THE INPUT |
Start

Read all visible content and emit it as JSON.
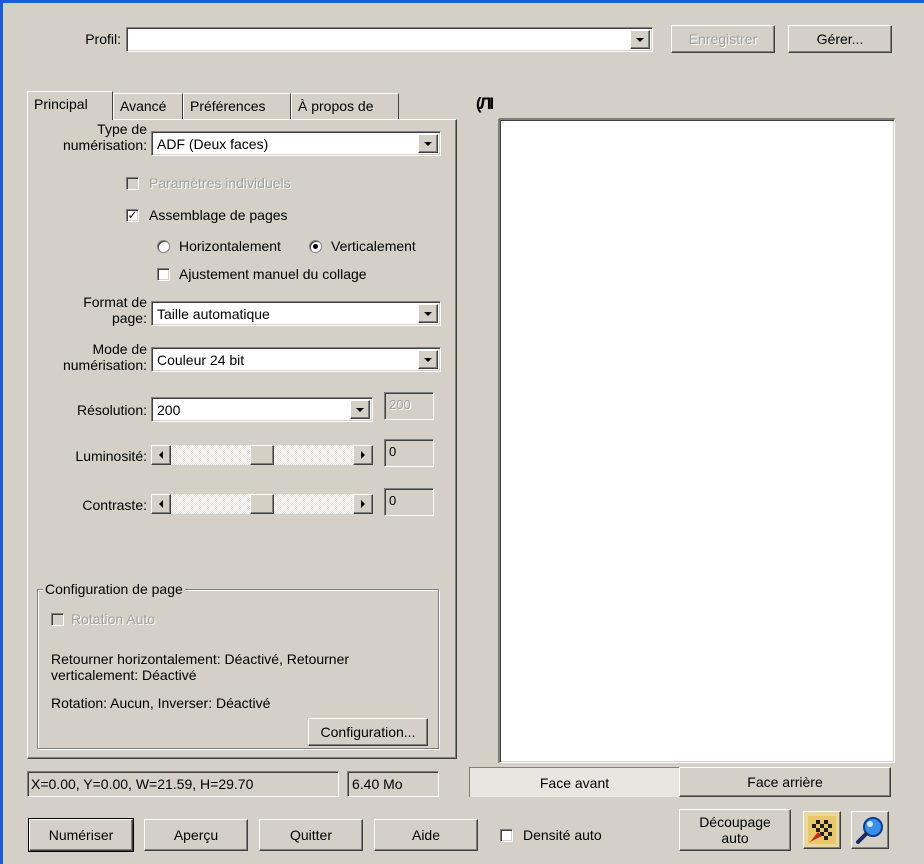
{
  "profile": {
    "label": "Profil:",
    "value": "",
    "save_label": "Enregistrer",
    "manage_label": "Gérer..."
  },
  "tabs": [
    {
      "label": "Principal",
      "active": true
    },
    {
      "label": "Avancé",
      "active": false
    },
    {
      "label": "Préférences",
      "active": false
    },
    {
      "label": "À propos de",
      "active": false
    }
  ],
  "principal": {
    "scan_type": {
      "label_line1": "Type de",
      "label_line2": "numérisation:",
      "value": "ADF (Deux faces)"
    },
    "individual_params": {
      "label": "Paramètres individuels",
      "checked": false,
      "enabled": false
    },
    "page_merge": {
      "label": "Assemblage de pages",
      "checked": true
    },
    "horizontal": {
      "label": "Horizontalement",
      "selected": false
    },
    "vertical": {
      "label": "Verticalement",
      "selected": true
    },
    "manual_merge": {
      "label": "Ajustement manuel du collage",
      "checked": false
    },
    "page_format": {
      "label_line1": "Format de",
      "label_line2": "page:",
      "value": "Taille automatique"
    },
    "scan_mode": {
      "label_line1": "Mode de",
      "label_line2": "numérisation:",
      "value": "Couleur 24 bit"
    },
    "resolution": {
      "label": "Résolution:",
      "value": "200",
      "custom_value": "200"
    },
    "brightness": {
      "label": "Luminosité:",
      "value": "0",
      "level": 0.5
    },
    "contrast": {
      "label": "Contraste:",
      "value": "0",
      "level": 0.5
    }
  },
  "page_config": {
    "title": "Configuration de page",
    "auto_rotation": {
      "label": "Rotation Auto",
      "checked": false,
      "enabled": false
    },
    "flip_text": "Retourner horizontalement: Déactivé, Retourner verticalement: Déactivé",
    "rotation_text": "Rotation: Aucun, Inverser: Déactivé",
    "config_button": "Configuration..."
  },
  "status": {
    "coords": "X=0.00, Y=0.00, W=21.59, H=29.70",
    "size": "6.40 Mo"
  },
  "preview": {
    "front_tab": "Face avant",
    "back_tab": "Face arrière",
    "ruler_icon": "ruler-toggle-icon"
  },
  "bottom": {
    "scan_button": "Numériser",
    "preview_button": "Aperçu",
    "quit_button": "Quitter",
    "help_button": "Aide",
    "auto_density": {
      "label": "Densité auto",
      "checked": false
    },
    "auto_crop_line1": "Découpage",
    "auto_crop_line2": "auto",
    "icons": [
      "checkerboard-icon",
      "zoom-magnifier-icon"
    ]
  },
  "colors": {
    "face": "#d4d0c8",
    "accent": "#1c5ad6"
  }
}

End

GIVEN REQUEST | Repeat all the data as it stands, dropping any images it holds.

WRITTEN REPLY |
Read all visible content and emit it as JSON.
{
  "profile": {
    "label": "Profil:",
    "value": "",
    "save_label": "Enregistrer",
    "manage_label": "Gérer..."
  },
  "tabs": [
    {
      "label": "Principal",
      "active": true
    },
    {
      "label": "Avancé",
      "active": false
    },
    {
      "label": "Préférences",
      "active": false
    },
    {
      "label": "À propos de",
      "active": false
    }
  ],
  "principal": {
    "scan_type": {
      "label_line1": "Type de",
      "label_line2": "numérisation:",
      "value": "ADF (Deux faces)"
    },
    "individual_params": {
      "label": "Paramètres individuels",
      "checked": false,
      "enabled": false
    },
    "page_merge": {
      "label": "Assemblage de pages",
      "checked": true
    },
    "horizontal": {
      "label": "Horizontalement",
      "selected": false
    },
    "vertical": {
      "label": "Verticalement",
      "selected": true
    },
    "manual_merge": {
      "label": "Ajustement manuel du collage",
      "checked": false
    },
    "page_format": {
      "label_line1": "Format de",
      "label_line2": "page:",
      "value": "Taille automatique"
    },
    "scan_mode": {
      "label_line1": "Mode de",
      "label_line2": "numérisation:",
      "value": "Couleur 24 bit"
    },
    "resolution": {
      "label": "Résolution:",
      "value": "200",
      "custom_value": "200"
    },
    "brightness": {
      "label": "Luminosité:",
      "value": "0",
      "level": 0.5
    },
    "contrast": {
      "label": "Contraste:",
      "value": "0",
      "level": 0.5
    }
  },
  "page_config": {
    "title": "Configuration de page",
    "auto_rotation": {
      "label": "Rotation Auto",
      "checked": false,
      "enabled": false
    },
    "flip_text": "Retourner horizontalement: Déactivé, Retourner verticalement: Déactivé",
    "rotation_text": "Rotation: Aucun, Inverser: Déactivé",
    "config_button": "Configuration..."
  },
  "status": {
    "coords": "X=0.00, Y=0.00, W=21.59, H=29.70",
    "size": "6.40 Mo"
  },
  "preview": {
    "front_tab": "Face avant",
    "back_tab": "Face arrière",
    "ruler_icon": "ruler-toggle-icon"
  },
  "bottom": {
    "scan_button": "Numériser",
    "preview_button": "Aperçu",
    "quit_button": "Quitter",
    "help_button": "Aide",
    "auto_density": {
      "label": "Densité auto",
      "checked": false
    },
    "auto_crop_line1": "Découpage",
    "auto_crop_line2": "auto",
    "icons": [
      "checkerboard-icon",
      "zoom-magnifier-icon"
    ]
  },
  "colors": {
    "face": "#d4d0c8",
    "accent": "#1c5ad6"
  }
}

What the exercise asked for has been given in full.